Stored rows:
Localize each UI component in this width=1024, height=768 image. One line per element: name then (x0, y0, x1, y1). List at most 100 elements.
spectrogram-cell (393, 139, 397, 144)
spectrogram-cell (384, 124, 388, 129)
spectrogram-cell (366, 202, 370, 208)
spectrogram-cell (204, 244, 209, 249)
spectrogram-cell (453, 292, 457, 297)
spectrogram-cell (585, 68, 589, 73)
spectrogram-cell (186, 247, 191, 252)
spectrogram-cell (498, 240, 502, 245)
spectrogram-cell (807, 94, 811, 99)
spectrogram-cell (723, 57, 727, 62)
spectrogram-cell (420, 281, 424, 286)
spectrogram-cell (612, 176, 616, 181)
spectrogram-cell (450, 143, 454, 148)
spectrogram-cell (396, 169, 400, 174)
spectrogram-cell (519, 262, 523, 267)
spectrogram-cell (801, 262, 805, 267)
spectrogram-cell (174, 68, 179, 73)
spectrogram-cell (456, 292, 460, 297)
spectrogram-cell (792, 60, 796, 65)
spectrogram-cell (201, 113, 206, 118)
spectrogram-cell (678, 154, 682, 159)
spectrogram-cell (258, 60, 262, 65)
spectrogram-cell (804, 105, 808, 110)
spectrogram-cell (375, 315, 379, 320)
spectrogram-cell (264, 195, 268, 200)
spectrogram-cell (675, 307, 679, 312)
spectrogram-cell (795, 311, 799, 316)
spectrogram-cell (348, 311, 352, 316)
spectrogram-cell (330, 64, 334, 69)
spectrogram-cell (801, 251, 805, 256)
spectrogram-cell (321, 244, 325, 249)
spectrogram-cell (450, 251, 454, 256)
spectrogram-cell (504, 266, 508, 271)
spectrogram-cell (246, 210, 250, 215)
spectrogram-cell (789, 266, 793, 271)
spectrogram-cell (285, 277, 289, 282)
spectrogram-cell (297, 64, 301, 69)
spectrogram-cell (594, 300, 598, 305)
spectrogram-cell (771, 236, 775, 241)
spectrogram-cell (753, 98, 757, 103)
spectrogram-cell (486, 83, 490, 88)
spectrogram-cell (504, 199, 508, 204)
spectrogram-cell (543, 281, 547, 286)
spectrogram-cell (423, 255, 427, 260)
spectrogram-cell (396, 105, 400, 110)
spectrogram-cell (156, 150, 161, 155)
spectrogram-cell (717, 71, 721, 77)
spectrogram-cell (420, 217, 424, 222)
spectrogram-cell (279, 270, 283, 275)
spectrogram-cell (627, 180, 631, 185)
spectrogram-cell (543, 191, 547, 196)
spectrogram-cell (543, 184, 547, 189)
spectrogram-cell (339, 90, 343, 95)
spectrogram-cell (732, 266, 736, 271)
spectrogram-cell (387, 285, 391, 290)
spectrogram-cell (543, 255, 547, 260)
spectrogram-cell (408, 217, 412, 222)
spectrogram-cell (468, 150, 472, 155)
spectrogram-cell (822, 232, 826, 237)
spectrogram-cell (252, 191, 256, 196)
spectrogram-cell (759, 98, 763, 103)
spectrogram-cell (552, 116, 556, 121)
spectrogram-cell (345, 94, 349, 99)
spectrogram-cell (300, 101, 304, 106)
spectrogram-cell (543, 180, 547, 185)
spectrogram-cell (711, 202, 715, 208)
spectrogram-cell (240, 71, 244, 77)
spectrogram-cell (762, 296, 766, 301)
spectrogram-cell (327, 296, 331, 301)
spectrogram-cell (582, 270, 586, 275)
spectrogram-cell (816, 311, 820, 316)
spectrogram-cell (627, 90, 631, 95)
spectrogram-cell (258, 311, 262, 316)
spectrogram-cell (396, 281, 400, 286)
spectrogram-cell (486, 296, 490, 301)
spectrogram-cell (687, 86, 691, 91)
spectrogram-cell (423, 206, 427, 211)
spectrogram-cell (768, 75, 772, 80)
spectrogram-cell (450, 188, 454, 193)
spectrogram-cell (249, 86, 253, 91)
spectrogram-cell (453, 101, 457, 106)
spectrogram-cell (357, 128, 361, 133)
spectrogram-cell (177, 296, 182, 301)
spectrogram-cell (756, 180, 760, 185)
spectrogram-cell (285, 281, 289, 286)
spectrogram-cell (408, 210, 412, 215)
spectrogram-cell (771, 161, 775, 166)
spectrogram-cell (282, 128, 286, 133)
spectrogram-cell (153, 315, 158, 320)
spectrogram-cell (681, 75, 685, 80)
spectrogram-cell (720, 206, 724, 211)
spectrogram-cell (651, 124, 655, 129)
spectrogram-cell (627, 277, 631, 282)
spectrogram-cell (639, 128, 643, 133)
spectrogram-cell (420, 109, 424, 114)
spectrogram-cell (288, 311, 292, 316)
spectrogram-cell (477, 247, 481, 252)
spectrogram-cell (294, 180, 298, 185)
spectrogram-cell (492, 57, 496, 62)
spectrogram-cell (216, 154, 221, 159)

What is asked: Revise the material above by changing "UI component" to "interface element" and leaving everything else unchanged.

Solution to the exercise:
Localize each interface element in this width=1024, height=768 image. One line per element: name then (x0, y0, x1, y1). List at most 100 elements.
spectrogram-cell (393, 139, 397, 144)
spectrogram-cell (384, 124, 388, 129)
spectrogram-cell (366, 202, 370, 208)
spectrogram-cell (204, 244, 209, 249)
spectrogram-cell (453, 292, 457, 297)
spectrogram-cell (585, 68, 589, 73)
spectrogram-cell (186, 247, 191, 252)
spectrogram-cell (498, 240, 502, 245)
spectrogram-cell (807, 94, 811, 99)
spectrogram-cell (723, 57, 727, 62)
spectrogram-cell (420, 281, 424, 286)
spectrogram-cell (612, 176, 616, 181)
spectrogram-cell (450, 143, 454, 148)
spectrogram-cell (396, 169, 400, 174)
spectrogram-cell (519, 262, 523, 267)
spectrogram-cell (801, 262, 805, 267)
spectrogram-cell (174, 68, 179, 73)
spectrogram-cell (456, 292, 460, 297)
spectrogram-cell (792, 60, 796, 65)
spectrogram-cell (201, 113, 206, 118)
spectrogram-cell (678, 154, 682, 159)
spectrogram-cell (258, 60, 262, 65)
spectrogram-cell (804, 105, 808, 110)
spectrogram-cell (375, 315, 379, 320)
spectrogram-cell (264, 195, 268, 200)
spectrogram-cell (675, 307, 679, 312)
spectrogram-cell (795, 311, 799, 316)
spectrogram-cell (348, 311, 352, 316)
spectrogram-cell (330, 64, 334, 69)
spectrogram-cell (801, 251, 805, 256)
spectrogram-cell (321, 244, 325, 249)
spectrogram-cell (450, 251, 454, 256)
spectrogram-cell (504, 266, 508, 271)
spectrogram-cell (246, 210, 250, 215)
spectrogram-cell (789, 266, 793, 271)
spectrogram-cell (285, 277, 289, 282)
spectrogram-cell (297, 64, 301, 69)
spectrogram-cell (594, 300, 598, 305)
spectrogram-cell (771, 236, 775, 241)
spectrogram-cell (753, 98, 757, 103)
spectrogram-cell (486, 83, 490, 88)
spectrogram-cell (504, 199, 508, 204)
spectrogram-cell (543, 281, 547, 286)
spectrogram-cell (423, 255, 427, 260)
spectrogram-cell (396, 105, 400, 110)
spectrogram-cell (156, 150, 161, 155)
spectrogram-cell (717, 71, 721, 77)
spectrogram-cell (420, 217, 424, 222)
spectrogram-cell (279, 270, 283, 275)
spectrogram-cell (627, 180, 631, 185)
spectrogram-cell (543, 191, 547, 196)
spectrogram-cell (543, 184, 547, 189)
spectrogram-cell (339, 90, 343, 95)
spectrogram-cell (732, 266, 736, 271)
spectrogram-cell (387, 285, 391, 290)
spectrogram-cell (543, 255, 547, 260)
spectrogram-cell (408, 217, 412, 222)
spectrogram-cell (468, 150, 472, 155)
spectrogram-cell (822, 232, 826, 237)
spectrogram-cell (252, 191, 256, 196)
spectrogram-cell (759, 98, 763, 103)
spectrogram-cell (552, 116, 556, 121)
spectrogram-cell (345, 94, 349, 99)
spectrogram-cell (300, 101, 304, 106)
spectrogram-cell (543, 180, 547, 185)
spectrogram-cell (711, 202, 715, 208)
spectrogram-cell (240, 71, 244, 77)
spectrogram-cell (762, 296, 766, 301)
spectrogram-cell (327, 296, 331, 301)
spectrogram-cell (582, 270, 586, 275)
spectrogram-cell (816, 311, 820, 316)
spectrogram-cell (627, 90, 631, 95)
spectrogram-cell (258, 311, 262, 316)
spectrogram-cell (396, 281, 400, 286)
spectrogram-cell (486, 296, 490, 301)
spectrogram-cell (687, 86, 691, 91)
spectrogram-cell (423, 206, 427, 211)
spectrogram-cell (768, 75, 772, 80)
spectrogram-cell (450, 188, 454, 193)
spectrogram-cell (249, 86, 253, 91)
spectrogram-cell (453, 101, 457, 106)
spectrogram-cell (357, 128, 361, 133)
spectrogram-cell (177, 296, 182, 301)
spectrogram-cell (756, 180, 760, 185)
spectrogram-cell (285, 281, 289, 286)
spectrogram-cell (408, 210, 412, 215)
spectrogram-cell (771, 161, 775, 166)
spectrogram-cell (282, 128, 286, 133)
spectrogram-cell (153, 315, 158, 320)
spectrogram-cell (681, 75, 685, 80)
spectrogram-cell (720, 206, 724, 211)
spectrogram-cell (651, 124, 655, 129)
spectrogram-cell (627, 277, 631, 282)
spectrogram-cell (639, 128, 643, 133)
spectrogram-cell (420, 109, 424, 114)
spectrogram-cell (288, 311, 292, 316)
spectrogram-cell (477, 247, 481, 252)
spectrogram-cell (294, 180, 298, 185)
spectrogram-cell (492, 57, 496, 62)
spectrogram-cell (216, 154, 221, 159)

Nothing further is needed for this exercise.